*Set task*: Extract from the listing each line in which the word "TradingView" appears.
-------- Supplied entries --------
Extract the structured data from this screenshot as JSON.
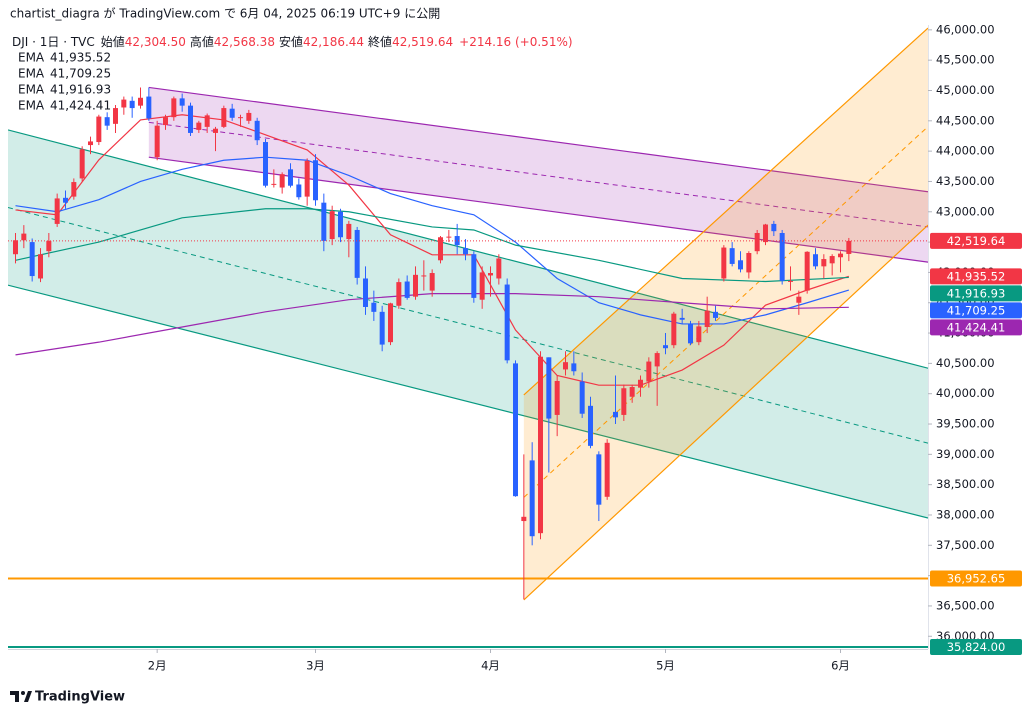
{
  "header": {
    "publisher": "chartist_diagra が TradingView.com で 6月 04, 2025 06:19 UTC+9 に公開",
    "symbol": "DJI · 1日 · TVC",
    "open_name": "始値",
    "open": "42,304.50",
    "high_name": "高値",
    "high": "42,568.38",
    "low_name": "安値",
    "low": "42,186.44",
    "close_name": "終値",
    "close": "42,519.64",
    "change": "+214.16 (+0.51%)"
  },
  "footer": "TradingView",
  "chart_data": {
    "type": "candlestick",
    "up_color": "#f23645",
    "down_color": "#2962ff",
    "xlim": [
      -0.9,
      109.5
    ],
    "xticks": [
      {
        "value": 17,
        "label": "2月"
      },
      {
        "value": 36,
        "label": "3月"
      },
      {
        "value": 57,
        "label": "4月"
      },
      {
        "value": 78,
        "label": "5月"
      },
      {
        "value": 99,
        "label": "6月"
      }
    ],
    "ylim": [
      35790,
      46080
    ],
    "yticks": [
      {
        "value": 36000,
        "label": "36,000.00"
      },
      {
        "value": 36500,
        "label": "36,500.00"
      },
      {
        "value": 37000,
        "label": "37,000.00"
      },
      {
        "value": 37500,
        "label": "37,500.00"
      },
      {
        "value": 38000,
        "label": "38,000.00"
      },
      {
        "value": 38500,
        "label": "38,500.00"
      },
      {
        "value": 39000,
        "label": "39,000.00"
      },
      {
        "value": 39500,
        "label": "39,500.00"
      },
      {
        "value": 40000,
        "label": "40,000.00"
      },
      {
        "value": 40500,
        "label": "40,500.00"
      },
      {
        "value": 41000,
        "label": "41,000.00"
      },
      {
        "value": 41500,
        "label": "41,500.00"
      },
      {
        "value": 42000,
        "label": "42,000.00"
      },
      {
        "value": 42500,
        "label": "42,500.00"
      },
      {
        "value": 43000,
        "label": "43,000.00"
      },
      {
        "value": 43500,
        "label": "43,500.00"
      },
      {
        "value": 44000,
        "label": "44,000.00"
      },
      {
        "value": 44500,
        "label": "44,500.00"
      },
      {
        "value": 45000,
        "label": "45,000.00"
      },
      {
        "value": 45500,
        "label": "45,500.00"
      },
      {
        "value": 46000,
        "label": "46,000.00"
      }
    ],
    "ohlc": [
      [
        42300,
        42650,
        42150,
        42530
      ],
      [
        42530,
        42780,
        42400,
        42640
      ],
      [
        42500,
        42560,
        41850,
        41940
      ],
      [
        41900,
        42400,
        41840,
        42300
      ],
      [
        42350,
        42650,
        42250,
        42520
      ],
      [
        42800,
        43300,
        42750,
        43220
      ],
      [
        43230,
        43350,
        43050,
        43150
      ],
      [
        43250,
        43550,
        43200,
        43490
      ],
      [
        43550,
        44080,
        43500,
        44030
      ],
      [
        44100,
        44240,
        43950,
        44160
      ],
      [
        44150,
        44600,
        44100,
        44570
      ],
      [
        44560,
        44640,
        44350,
        44420
      ],
      [
        44450,
        44760,
        44300,
        44710
      ],
      [
        44720,
        44900,
        44600,
        44850
      ],
      [
        44830,
        44900,
        44550,
        44710
      ],
      [
        44750,
        45050,
        44700,
        44880
      ],
      [
        44900,
        45050,
        44500,
        44540
      ],
      [
        43900,
        44500,
        43850,
        44420
      ],
      [
        44430,
        44600,
        44350,
        44560
      ],
      [
        44560,
        44900,
        44500,
        44870
      ],
      [
        44870,
        44950,
        44650,
        44750
      ],
      [
        44750,
        44800,
        44250,
        44300
      ],
      [
        44350,
        44500,
        44300,
        44470
      ],
      [
        44400,
        44620,
        44300,
        44590
      ],
      [
        44300,
        44400,
        44000,
        44370
      ],
      [
        44400,
        44750,
        44380,
        44710
      ],
      [
        44700,
        44780,
        44500,
        44550
      ],
      [
        44550,
        44600,
        44400,
        44560
      ],
      [
        44500,
        44680,
        44450,
        44630
      ],
      [
        44500,
        44550,
        44100,
        44180
      ],
      [
        44150,
        44200,
        43400,
        43430
      ],
      [
        43450,
        43700,
        43400,
        43460
      ],
      [
        43400,
        43650,
        43300,
        43620
      ],
      [
        43700,
        43800,
        43400,
        43430
      ],
      [
        43450,
        43550,
        43200,
        43240
      ],
      [
        43250,
        43880,
        43100,
        43840
      ],
      [
        43850,
        43950,
        43100,
        43190
      ],
      [
        43150,
        43300,
        42350,
        42520
      ],
      [
        42550,
        43100,
        42450,
        43010
      ],
      [
        43000,
        43050,
        42500,
        42580
      ],
      [
        42550,
        42850,
        42250,
        42800
      ],
      [
        42700,
        42750,
        41800,
        41910
      ],
      [
        41900,
        42100,
        41300,
        41430
      ],
      [
        41500,
        41700,
        41200,
        41350
      ],
      [
        41350,
        41450,
        40700,
        40810
      ],
      [
        40850,
        41500,
        40800,
        41490
      ],
      [
        41450,
        41900,
        41400,
        41840
      ],
      [
        41850,
        41950,
        41550,
        41580
      ],
      [
        41600,
        42100,
        41550,
        41960
      ],
      [
        41950,
        42200,
        41700,
        41950
      ],
      [
        41700,
        42050,
        41600,
        41990
      ],
      [
        42200,
        42600,
        42150,
        42580
      ],
      [
        42580,
        42700,
        42500,
        42590
      ],
      [
        42600,
        42800,
        42300,
        42450
      ],
      [
        42400,
        42550,
        42200,
        42300
      ],
      [
        42300,
        42350,
        41500,
        41580
      ],
      [
        41550,
        42100,
        41400,
        42000
      ],
      [
        41950,
        42100,
        41600,
        41990
      ],
      [
        41900,
        42300,
        41800,
        42230
      ],
      [
        41800,
        41900,
        40500,
        40550
      ],
      [
        40500,
        40550,
        38300,
        38310
      ],
      [
        37900,
        39000,
        36611,
        37970
      ],
      [
        38900,
        39200,
        37500,
        37650
      ],
      [
        37700,
        40700,
        37600,
        40610
      ],
      [
        40600,
        40600,
        38700,
        39590
      ],
      [
        39650,
        40300,
        39300,
        40210
      ],
      [
        40400,
        40700,
        40300,
        40520
      ],
      [
        40500,
        40700,
        40300,
        40370
      ],
      [
        40200,
        40350,
        39600,
        39670
      ],
      [
        39800,
        39950,
        39100,
        39140
      ],
      [
        39000,
        39050,
        37900,
        38170
      ],
      [
        38300,
        39250,
        38250,
        39190
      ],
      [
        39700,
        40300,
        39500,
        39610
      ],
      [
        39650,
        40150,
        39550,
        40090
      ],
      [
        39950,
        40150,
        39850,
        40110
      ],
      [
        40100,
        40300,
        39950,
        40230
      ],
      [
        40200,
        40600,
        40100,
        40530
      ],
      [
        40450,
        40700,
        39800,
        40670
      ],
      [
        40800,
        41000,
        40650,
        40750
      ],
      [
        40800,
        41350,
        40750,
        41320
      ],
      [
        41250,
        41400,
        41150,
        41220
      ],
      [
        41150,
        41200,
        40800,
        40830
      ],
      [
        40850,
        41200,
        40800,
        41110
      ],
      [
        41100,
        41600,
        41000,
        41370
      ],
      [
        41350,
        41450,
        41200,
        41250
      ],
      [
        41900,
        42450,
        41850,
        42410
      ],
      [
        42400,
        42500,
        42100,
        42140
      ],
      [
        42200,
        42350,
        42000,
        42050
      ],
      [
        42000,
        42350,
        41900,
        42320
      ],
      [
        42350,
        42700,
        42300,
        42650
      ],
      [
        42500,
        42800,
        42450,
        42790
      ],
      [
        42800,
        42850,
        42600,
        42680
      ],
      [
        42650,
        42700,
        41800,
        41860
      ],
      [
        41850,
        42100,
        41700,
        41860
      ],
      [
        41500,
        41700,
        41300,
        41600
      ],
      [
        41700,
        42350,
        41650,
        42340
      ],
      [
        42300,
        42400,
        42050,
        42100
      ],
      [
        42100,
        42300,
        41900,
        42220
      ],
      [
        42150,
        42300,
        41950,
        42270
      ],
      [
        42250,
        42350,
        42000,
        42310
      ],
      [
        42304.5,
        42568.38,
        42186.44,
        42519.64
      ]
    ],
    "series": [
      {
        "name": "EMA",
        "color": "#f23645",
        "last_label": "41,935.52",
        "x": [
          0,
          5,
          10,
          15,
          20,
          25,
          30,
          35,
          40,
          45,
          50,
          55,
          60,
          65,
          70,
          75,
          80,
          85,
          90,
          95,
          100
        ],
        "values": [
          43030,
          42950,
          43855,
          44515,
          44600,
          44515,
          44270,
          44020,
          43440,
          42620,
          42290,
          42290,
          41050,
          40300,
          40140,
          40140,
          40390,
          40800,
          41460,
          41710,
          41935.52
        ]
      },
      {
        "name": "EMA",
        "color": "#2962ff",
        "last_label": "41,709.25",
        "x": [
          0,
          5,
          10,
          15,
          20,
          25,
          30,
          35,
          40,
          45,
          50,
          55,
          60,
          65,
          70,
          75,
          80,
          85,
          90,
          95,
          100
        ],
        "values": [
          43100,
          43000,
          43200,
          43500,
          43700,
          43850,
          43900,
          43850,
          43600,
          43300,
          43100,
          42950,
          42500,
          41900,
          41500,
          41300,
          41150,
          41150,
          41300,
          41500,
          41709.25
        ]
      },
      {
        "name": "EMA",
        "color": "#089981",
        "last_label": "41,916.93",
        "x": [
          0,
          10,
          20,
          30,
          35,
          40,
          50,
          55,
          60,
          70,
          80,
          90,
          100
        ],
        "values": [
          42200,
          42500,
          42900,
          43050,
          43050,
          43000,
          42750,
          42700,
          42450,
          42200,
          41900,
          41850,
          41916.93
        ]
      },
      {
        "name": "EMA",
        "color": "#9c27b0",
        "last_label": "41,424.41",
        "x": [
          0,
          10,
          20,
          30,
          40,
          50,
          60,
          70,
          80,
          90,
          100
        ],
        "values": [
          40640,
          40850,
          41100,
          41350,
          41550,
          41650,
          41650,
          41600,
          41500,
          41400,
          41424.41
        ]
      }
    ],
    "channels": [
      {
        "color": "#9c27b0",
        "upper": [
          [
            16,
            45050
          ],
          [
            109.5,
            43330
          ]
        ],
        "lower": [
          [
            16,
            43900
          ],
          [
            109.5,
            42170
          ]
        ]
      },
      {
        "color": "#089981",
        "upper": [
          [
            -0.9,
            44350
          ],
          [
            109.5,
            40420
          ]
        ],
        "lower": [
          [
            -0.9,
            41790
          ],
          [
            109.5,
            37950
          ]
        ]
      },
      {
        "color": "#ff9800",
        "upper": [
          [
            61,
            39980
          ],
          [
            109.5,
            46030
          ]
        ],
        "lower": [
          [
            61,
            36600
          ],
          [
            109.5,
            42780
          ]
        ]
      }
    ],
    "hlines": [
      {
        "value": 36952.65,
        "label": "36,952.65",
        "color": "#ff9800"
      },
      {
        "value": 35824,
        "label": "35,824.00",
        "color": "#089981"
      }
    ],
    "last_price": {
      "value": 42519.64,
      "label": "42,519.64",
      "color": "#f23645"
    }
  }
}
--------
*Complete output*:
    "publisher": "chartist_diagra が TradingView.com で 6月 04, 2025 06:19 UTC+9 に公開",
  "footer": "TradingView",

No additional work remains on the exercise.